Requirements: Make an exact copy of the entries, and keep any pictures out of it.

Material for this task:
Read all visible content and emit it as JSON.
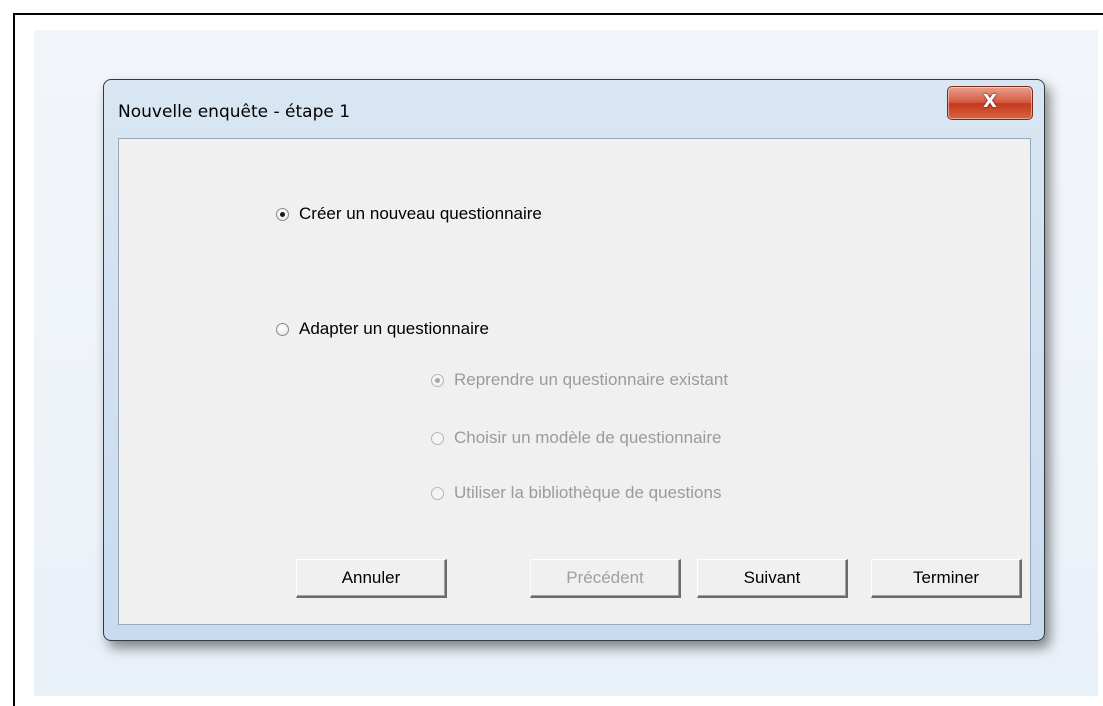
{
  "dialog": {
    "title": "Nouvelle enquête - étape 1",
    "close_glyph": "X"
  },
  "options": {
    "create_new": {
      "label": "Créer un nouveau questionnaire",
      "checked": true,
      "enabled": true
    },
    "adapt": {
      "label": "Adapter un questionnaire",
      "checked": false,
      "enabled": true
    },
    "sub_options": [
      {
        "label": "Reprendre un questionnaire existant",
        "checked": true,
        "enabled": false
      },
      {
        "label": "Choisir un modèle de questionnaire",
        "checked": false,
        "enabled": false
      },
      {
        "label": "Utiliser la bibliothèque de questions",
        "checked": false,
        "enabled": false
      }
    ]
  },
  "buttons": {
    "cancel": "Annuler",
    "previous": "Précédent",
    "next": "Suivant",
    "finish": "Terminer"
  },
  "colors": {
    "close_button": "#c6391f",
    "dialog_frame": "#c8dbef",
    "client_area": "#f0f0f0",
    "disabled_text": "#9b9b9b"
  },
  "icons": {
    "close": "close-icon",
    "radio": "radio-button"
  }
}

Written response:
Read all visible content and emit it as JSON.
{
  "dialog": {
    "title": "Nouvelle enquête - étape 1",
    "close_glyph": "X"
  },
  "options": {
    "create_new": {
      "label": "Créer un nouveau questionnaire",
      "checked": true,
      "enabled": true
    },
    "adapt": {
      "label": "Adapter un questionnaire",
      "checked": false,
      "enabled": true
    },
    "sub_options": [
      {
        "label": "Reprendre un questionnaire existant",
        "checked": true,
        "enabled": false
      },
      {
        "label": "Choisir un modèle de questionnaire",
        "checked": false,
        "enabled": false
      },
      {
        "label": "Utiliser la bibliothèque de questions",
        "checked": false,
        "enabled": false
      }
    ]
  },
  "buttons": {
    "cancel": "Annuler",
    "previous": "Précédent",
    "next": "Suivant",
    "finish": "Terminer"
  },
  "colors": {
    "close_button": "#c6391f",
    "dialog_frame": "#c8dbef",
    "client_area": "#f0f0f0",
    "disabled_text": "#9b9b9b"
  },
  "icons": {
    "close": "close-icon",
    "radio": "radio-button"
  }
}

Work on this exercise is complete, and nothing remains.